(The input):
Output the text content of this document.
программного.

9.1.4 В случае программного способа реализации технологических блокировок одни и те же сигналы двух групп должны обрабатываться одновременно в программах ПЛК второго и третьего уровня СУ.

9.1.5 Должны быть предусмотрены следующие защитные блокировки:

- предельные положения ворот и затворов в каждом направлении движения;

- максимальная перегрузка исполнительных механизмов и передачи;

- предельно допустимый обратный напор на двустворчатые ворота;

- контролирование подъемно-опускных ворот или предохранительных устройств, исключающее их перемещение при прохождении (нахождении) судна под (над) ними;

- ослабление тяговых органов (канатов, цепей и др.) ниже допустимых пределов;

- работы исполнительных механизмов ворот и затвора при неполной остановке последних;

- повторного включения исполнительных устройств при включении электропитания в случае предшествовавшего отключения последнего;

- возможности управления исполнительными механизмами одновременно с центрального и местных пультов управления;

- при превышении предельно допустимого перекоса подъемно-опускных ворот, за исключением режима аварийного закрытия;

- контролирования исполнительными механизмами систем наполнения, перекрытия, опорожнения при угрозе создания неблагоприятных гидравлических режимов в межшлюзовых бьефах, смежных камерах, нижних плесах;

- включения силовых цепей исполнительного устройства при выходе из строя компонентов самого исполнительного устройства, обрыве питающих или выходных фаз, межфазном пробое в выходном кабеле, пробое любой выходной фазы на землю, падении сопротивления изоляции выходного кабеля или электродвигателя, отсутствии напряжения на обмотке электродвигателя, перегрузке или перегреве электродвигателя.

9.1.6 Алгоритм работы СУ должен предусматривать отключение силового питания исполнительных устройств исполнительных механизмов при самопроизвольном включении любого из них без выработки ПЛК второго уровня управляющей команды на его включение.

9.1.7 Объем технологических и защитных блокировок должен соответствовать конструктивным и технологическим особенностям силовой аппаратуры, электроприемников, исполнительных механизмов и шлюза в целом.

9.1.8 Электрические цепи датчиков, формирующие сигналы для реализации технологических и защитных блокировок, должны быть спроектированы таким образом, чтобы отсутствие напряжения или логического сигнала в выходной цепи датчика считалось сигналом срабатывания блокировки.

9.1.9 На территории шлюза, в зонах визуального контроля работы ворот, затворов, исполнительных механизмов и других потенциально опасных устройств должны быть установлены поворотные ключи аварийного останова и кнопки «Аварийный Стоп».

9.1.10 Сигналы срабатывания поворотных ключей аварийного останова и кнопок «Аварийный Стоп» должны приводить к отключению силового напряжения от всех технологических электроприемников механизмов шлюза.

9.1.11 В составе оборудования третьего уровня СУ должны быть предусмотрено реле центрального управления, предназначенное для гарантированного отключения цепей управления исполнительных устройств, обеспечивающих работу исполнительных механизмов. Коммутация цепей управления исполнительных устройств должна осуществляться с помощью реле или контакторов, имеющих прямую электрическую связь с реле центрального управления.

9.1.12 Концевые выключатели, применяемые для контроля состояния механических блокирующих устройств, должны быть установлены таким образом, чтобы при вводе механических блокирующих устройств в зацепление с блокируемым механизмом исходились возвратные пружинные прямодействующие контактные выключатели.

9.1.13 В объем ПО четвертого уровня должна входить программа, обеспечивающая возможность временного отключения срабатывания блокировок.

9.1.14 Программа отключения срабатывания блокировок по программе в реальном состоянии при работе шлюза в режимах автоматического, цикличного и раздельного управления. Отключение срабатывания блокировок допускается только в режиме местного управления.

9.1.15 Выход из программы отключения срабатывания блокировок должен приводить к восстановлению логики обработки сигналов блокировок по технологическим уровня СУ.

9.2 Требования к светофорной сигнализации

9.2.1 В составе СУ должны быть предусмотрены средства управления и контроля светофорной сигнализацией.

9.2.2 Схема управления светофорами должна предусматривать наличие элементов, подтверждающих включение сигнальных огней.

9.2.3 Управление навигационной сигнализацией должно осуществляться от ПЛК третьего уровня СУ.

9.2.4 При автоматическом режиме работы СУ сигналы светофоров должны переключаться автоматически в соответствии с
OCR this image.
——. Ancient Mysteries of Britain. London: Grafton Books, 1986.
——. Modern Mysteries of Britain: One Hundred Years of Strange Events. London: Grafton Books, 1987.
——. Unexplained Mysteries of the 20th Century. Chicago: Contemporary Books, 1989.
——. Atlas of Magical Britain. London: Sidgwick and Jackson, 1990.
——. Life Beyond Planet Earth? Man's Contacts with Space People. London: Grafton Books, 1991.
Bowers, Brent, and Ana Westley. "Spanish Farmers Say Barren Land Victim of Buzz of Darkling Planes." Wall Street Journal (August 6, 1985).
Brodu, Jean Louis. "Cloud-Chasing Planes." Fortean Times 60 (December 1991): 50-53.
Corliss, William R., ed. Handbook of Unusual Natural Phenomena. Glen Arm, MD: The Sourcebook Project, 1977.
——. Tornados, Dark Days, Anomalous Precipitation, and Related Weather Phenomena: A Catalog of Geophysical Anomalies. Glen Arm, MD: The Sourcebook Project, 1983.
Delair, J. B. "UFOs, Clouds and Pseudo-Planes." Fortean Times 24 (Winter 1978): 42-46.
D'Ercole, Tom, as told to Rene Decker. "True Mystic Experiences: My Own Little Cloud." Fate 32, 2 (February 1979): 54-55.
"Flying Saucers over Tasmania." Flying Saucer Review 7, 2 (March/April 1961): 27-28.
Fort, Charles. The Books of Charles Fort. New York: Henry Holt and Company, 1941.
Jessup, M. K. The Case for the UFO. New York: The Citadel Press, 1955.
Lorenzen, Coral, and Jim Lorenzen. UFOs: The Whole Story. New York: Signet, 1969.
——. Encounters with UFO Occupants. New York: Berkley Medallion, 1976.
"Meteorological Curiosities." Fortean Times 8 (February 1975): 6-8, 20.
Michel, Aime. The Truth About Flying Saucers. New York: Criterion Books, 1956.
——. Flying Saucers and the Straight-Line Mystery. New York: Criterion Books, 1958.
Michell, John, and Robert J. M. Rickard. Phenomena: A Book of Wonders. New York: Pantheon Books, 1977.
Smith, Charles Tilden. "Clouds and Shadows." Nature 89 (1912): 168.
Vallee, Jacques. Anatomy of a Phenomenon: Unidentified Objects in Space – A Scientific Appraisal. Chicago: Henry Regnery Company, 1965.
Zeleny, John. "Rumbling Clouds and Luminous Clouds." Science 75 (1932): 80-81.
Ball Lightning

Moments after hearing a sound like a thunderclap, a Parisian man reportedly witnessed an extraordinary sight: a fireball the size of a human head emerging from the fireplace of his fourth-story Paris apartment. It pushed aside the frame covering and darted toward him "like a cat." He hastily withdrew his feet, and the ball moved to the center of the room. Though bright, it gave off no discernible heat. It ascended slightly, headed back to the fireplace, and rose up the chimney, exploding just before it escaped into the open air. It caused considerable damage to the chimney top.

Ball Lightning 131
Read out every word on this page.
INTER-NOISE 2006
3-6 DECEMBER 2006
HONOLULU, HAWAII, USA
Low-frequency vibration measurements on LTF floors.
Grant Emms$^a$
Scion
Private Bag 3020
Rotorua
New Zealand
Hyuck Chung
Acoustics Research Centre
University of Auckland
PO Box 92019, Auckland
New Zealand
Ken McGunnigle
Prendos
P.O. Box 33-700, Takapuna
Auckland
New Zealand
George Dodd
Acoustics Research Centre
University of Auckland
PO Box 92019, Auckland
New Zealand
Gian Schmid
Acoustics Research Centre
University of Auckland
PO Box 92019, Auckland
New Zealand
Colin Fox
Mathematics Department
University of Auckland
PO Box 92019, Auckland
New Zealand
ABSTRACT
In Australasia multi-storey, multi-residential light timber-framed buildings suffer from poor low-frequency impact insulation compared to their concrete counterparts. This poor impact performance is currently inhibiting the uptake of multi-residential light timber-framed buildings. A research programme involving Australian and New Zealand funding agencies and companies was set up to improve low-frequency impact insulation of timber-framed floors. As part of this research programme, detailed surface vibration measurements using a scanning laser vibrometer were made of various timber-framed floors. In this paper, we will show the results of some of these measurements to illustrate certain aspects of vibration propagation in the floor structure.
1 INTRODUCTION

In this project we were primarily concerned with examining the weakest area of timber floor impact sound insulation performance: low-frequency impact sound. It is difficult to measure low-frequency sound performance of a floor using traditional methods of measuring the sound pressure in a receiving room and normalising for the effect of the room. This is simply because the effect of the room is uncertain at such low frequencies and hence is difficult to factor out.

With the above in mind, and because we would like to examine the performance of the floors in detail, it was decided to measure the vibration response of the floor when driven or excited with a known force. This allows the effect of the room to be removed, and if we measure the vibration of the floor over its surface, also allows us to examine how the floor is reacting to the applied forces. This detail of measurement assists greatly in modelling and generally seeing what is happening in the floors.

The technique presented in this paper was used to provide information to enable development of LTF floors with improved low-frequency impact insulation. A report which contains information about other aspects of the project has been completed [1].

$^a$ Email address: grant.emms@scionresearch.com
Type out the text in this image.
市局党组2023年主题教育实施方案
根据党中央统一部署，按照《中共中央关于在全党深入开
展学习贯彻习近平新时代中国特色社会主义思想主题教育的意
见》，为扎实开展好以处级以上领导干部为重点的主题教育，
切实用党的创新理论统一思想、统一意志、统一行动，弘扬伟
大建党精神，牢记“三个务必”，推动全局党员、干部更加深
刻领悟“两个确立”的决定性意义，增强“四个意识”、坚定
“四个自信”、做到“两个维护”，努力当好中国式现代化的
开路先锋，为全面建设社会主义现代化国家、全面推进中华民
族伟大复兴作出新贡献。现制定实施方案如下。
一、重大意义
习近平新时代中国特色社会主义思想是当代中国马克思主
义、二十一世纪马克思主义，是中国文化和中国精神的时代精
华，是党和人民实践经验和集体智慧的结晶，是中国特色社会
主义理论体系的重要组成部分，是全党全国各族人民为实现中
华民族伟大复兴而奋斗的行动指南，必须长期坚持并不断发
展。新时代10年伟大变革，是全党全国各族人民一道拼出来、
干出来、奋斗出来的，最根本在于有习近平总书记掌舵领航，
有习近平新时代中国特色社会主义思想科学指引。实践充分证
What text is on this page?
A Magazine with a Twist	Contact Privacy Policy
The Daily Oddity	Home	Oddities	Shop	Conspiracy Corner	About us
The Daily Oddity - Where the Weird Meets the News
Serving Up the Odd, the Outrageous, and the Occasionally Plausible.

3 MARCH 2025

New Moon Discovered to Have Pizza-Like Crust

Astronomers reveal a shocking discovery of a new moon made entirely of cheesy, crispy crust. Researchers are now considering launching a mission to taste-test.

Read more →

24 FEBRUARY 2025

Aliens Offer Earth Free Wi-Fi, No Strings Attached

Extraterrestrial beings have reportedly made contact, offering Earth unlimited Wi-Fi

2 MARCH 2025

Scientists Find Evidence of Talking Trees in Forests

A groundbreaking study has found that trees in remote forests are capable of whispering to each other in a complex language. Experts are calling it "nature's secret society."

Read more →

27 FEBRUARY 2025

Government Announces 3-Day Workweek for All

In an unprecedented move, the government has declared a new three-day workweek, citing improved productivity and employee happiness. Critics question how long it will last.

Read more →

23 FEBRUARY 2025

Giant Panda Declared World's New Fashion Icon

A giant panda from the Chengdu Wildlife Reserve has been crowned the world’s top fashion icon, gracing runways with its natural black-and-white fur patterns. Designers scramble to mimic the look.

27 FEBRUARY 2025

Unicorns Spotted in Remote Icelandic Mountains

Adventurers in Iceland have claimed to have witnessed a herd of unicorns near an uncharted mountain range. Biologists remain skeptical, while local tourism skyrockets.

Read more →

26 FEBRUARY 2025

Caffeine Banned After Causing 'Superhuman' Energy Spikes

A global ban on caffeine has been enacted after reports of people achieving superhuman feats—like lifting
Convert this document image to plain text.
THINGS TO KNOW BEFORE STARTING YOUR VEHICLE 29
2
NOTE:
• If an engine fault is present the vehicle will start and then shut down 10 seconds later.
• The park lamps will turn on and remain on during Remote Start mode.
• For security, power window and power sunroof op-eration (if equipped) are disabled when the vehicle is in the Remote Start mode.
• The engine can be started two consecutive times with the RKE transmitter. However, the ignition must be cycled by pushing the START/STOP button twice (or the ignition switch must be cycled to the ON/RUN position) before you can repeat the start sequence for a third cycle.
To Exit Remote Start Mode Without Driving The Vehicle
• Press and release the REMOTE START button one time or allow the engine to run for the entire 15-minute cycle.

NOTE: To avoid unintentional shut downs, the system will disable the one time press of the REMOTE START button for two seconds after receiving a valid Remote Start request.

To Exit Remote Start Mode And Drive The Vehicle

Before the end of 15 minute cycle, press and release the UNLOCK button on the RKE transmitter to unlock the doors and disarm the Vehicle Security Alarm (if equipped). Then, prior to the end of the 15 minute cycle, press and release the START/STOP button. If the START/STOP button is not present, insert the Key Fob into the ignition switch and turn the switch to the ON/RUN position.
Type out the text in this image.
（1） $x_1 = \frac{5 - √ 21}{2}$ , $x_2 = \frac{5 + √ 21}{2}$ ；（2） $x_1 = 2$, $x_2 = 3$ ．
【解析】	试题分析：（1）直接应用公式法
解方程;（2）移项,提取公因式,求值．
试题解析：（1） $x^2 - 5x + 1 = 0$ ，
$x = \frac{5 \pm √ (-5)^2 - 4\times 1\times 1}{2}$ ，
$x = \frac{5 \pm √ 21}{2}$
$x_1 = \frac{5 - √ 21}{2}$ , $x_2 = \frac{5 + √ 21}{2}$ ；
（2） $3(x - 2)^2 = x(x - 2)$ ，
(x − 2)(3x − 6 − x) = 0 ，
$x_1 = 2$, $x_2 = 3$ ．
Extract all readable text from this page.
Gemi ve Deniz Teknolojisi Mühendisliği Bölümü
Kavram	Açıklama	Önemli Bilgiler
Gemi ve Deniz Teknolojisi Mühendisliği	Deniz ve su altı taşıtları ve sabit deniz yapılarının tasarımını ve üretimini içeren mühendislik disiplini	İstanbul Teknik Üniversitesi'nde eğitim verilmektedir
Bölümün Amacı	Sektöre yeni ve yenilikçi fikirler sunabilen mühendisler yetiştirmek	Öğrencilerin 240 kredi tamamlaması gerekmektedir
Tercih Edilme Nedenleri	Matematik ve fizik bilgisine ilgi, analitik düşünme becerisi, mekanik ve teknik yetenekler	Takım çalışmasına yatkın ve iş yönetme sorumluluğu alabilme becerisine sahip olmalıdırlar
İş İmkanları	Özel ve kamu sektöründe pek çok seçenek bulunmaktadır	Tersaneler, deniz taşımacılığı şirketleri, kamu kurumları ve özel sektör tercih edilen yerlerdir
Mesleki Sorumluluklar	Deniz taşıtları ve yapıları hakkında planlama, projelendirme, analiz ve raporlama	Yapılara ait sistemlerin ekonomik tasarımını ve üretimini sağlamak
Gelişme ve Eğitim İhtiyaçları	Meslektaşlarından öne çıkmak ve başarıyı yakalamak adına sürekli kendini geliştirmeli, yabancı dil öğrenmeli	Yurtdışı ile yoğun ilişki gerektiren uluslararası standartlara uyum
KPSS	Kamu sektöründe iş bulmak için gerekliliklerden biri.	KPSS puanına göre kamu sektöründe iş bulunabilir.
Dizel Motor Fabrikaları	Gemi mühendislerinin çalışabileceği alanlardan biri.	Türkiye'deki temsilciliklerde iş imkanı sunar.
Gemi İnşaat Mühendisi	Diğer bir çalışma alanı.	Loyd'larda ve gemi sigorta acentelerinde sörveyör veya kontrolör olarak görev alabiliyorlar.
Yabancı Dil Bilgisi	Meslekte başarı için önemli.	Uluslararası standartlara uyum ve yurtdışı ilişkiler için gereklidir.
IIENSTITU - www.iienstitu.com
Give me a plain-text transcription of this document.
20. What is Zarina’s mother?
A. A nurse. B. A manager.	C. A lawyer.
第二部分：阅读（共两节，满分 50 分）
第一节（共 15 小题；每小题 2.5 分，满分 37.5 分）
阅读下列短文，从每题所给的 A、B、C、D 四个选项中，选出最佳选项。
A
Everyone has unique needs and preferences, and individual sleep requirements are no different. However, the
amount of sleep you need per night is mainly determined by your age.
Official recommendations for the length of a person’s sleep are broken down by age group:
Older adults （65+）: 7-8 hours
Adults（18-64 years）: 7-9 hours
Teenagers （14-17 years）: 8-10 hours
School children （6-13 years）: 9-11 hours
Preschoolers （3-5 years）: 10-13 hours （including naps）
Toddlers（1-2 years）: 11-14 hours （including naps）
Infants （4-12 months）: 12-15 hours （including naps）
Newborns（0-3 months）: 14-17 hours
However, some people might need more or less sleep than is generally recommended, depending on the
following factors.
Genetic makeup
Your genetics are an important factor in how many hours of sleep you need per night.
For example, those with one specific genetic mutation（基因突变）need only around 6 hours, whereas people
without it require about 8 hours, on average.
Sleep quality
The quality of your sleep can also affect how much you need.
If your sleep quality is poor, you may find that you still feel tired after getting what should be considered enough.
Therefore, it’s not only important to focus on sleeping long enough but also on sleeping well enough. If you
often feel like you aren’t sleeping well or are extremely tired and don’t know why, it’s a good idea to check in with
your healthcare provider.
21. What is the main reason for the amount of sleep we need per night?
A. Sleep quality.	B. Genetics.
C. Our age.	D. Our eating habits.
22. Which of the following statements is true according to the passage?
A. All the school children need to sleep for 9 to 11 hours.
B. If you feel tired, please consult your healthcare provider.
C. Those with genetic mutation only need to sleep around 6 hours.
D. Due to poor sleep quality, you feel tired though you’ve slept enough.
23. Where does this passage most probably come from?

(Exercise objective):
Please list every line of the records that contains "Аварийный".

(Right answer):
9.1.9 На территории шлюза, в зонах визуального контроля работы ворот, затворов, исполнительных механизмов и других потенциально опасных устройств должны быть установлены поворотные ключи аварийного останова и кнопки «Аварийный Стоп».
9.1.10 Сигналы срабатывания поворотных ключей аварийного останова и кнопок «Аварийный Стоп» должны приводить к отключению силового напряжения от всех технологических электроприемников механизмов шлюза.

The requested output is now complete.